** begin **

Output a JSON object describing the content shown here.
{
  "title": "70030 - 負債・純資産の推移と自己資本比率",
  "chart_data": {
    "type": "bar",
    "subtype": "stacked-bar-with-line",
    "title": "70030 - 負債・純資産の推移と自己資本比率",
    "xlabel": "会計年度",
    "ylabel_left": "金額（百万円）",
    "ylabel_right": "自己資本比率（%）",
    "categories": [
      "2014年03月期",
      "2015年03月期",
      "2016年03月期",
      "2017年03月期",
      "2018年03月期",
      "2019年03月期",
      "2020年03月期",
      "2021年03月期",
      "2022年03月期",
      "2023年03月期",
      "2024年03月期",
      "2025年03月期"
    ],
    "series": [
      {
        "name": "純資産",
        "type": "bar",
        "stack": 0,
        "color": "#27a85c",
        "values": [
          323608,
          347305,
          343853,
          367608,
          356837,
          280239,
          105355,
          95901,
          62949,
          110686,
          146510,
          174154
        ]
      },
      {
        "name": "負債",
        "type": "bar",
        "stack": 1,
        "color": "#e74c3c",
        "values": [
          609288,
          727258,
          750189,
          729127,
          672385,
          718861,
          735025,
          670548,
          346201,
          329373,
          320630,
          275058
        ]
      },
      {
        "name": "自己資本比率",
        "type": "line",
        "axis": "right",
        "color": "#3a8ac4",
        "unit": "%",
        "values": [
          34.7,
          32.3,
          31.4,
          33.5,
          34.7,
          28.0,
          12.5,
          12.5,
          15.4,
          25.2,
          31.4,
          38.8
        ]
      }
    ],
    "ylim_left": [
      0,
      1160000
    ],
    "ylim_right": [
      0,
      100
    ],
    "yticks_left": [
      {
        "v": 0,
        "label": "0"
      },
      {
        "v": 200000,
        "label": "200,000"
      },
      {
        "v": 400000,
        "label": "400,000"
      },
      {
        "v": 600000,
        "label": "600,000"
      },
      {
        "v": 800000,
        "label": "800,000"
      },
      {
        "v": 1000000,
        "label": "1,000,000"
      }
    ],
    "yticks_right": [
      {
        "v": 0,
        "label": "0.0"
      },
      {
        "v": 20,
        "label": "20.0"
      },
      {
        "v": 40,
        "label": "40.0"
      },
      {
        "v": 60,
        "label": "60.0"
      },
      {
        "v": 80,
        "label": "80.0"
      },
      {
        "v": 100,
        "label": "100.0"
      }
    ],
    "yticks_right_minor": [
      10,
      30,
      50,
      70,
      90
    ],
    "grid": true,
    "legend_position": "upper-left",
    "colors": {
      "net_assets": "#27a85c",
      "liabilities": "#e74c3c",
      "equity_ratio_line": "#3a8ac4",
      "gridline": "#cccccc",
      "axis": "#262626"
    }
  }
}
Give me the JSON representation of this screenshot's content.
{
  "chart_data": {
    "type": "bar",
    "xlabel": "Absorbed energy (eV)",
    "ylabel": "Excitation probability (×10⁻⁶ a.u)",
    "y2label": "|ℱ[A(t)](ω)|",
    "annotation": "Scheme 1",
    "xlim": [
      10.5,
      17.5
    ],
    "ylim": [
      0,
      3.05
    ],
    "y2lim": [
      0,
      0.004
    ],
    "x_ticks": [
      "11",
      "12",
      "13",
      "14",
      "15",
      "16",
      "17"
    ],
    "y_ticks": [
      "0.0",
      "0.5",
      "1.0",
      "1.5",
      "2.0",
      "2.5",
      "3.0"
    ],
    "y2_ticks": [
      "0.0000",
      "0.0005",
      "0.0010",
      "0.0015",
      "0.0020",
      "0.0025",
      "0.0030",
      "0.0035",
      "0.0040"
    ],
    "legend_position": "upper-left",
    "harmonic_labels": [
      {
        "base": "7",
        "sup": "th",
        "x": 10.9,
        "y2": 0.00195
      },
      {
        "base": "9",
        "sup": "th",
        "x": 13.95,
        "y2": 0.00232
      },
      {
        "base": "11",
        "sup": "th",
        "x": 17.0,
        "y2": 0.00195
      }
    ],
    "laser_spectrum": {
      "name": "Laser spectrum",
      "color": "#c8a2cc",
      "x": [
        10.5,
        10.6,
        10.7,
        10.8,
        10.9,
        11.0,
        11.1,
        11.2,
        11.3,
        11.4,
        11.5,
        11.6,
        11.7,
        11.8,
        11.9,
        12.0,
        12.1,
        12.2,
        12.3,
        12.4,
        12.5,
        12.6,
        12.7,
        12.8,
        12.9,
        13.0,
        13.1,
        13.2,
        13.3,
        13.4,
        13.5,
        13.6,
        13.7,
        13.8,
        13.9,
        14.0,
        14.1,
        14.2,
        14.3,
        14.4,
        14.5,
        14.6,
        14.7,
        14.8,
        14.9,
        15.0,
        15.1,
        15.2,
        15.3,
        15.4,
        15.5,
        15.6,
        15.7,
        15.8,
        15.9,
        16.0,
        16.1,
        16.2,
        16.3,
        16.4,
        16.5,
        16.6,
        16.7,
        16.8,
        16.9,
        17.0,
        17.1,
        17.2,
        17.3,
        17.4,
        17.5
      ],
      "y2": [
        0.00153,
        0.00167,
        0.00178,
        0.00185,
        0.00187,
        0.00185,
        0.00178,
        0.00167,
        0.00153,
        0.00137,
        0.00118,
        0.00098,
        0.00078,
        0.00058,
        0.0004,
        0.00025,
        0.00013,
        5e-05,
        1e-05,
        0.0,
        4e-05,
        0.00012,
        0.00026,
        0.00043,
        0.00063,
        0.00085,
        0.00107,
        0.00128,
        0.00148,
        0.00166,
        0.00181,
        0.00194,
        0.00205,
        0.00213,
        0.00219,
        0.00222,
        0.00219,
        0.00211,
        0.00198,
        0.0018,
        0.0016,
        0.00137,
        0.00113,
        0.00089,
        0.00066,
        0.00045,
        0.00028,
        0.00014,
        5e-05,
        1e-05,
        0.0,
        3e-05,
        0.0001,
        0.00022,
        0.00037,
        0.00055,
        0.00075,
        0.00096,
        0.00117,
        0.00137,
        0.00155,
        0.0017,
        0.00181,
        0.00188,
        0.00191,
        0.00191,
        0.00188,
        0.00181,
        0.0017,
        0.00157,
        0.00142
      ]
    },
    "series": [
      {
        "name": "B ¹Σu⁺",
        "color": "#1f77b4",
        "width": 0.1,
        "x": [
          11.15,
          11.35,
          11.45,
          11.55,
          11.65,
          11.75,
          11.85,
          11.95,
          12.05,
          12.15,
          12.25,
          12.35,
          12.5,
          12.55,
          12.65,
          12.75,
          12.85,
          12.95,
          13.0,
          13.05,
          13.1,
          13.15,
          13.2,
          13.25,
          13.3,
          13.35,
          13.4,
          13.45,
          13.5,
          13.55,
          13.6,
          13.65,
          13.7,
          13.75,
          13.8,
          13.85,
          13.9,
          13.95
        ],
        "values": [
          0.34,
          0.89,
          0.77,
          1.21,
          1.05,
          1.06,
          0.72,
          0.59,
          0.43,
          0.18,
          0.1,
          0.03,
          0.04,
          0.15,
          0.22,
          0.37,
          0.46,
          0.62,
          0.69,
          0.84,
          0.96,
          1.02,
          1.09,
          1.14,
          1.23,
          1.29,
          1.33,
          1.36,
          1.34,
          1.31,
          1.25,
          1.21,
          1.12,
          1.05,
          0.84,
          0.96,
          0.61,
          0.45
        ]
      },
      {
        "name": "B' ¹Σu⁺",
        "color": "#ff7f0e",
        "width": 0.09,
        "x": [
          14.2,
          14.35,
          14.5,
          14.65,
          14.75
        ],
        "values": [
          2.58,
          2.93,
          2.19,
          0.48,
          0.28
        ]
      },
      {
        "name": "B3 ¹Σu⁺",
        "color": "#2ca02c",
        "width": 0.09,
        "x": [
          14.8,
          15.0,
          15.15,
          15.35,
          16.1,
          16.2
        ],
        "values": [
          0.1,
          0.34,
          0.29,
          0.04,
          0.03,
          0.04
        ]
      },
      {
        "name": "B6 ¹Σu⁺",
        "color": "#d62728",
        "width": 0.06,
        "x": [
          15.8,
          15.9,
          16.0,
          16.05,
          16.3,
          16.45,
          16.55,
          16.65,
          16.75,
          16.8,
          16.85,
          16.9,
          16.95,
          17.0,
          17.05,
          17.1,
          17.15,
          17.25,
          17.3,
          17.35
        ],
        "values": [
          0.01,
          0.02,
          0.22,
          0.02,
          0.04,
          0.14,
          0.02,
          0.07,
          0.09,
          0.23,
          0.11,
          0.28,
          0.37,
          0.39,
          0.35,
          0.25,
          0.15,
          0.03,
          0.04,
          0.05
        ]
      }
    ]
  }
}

** end **

> [Task description]: Search the listing above for the string "width". Copy every line that contains it.

> [Solution]:
        "width": 0.1,
        "width": 0.09,
        "width": 0.09,
        "width": 0.06,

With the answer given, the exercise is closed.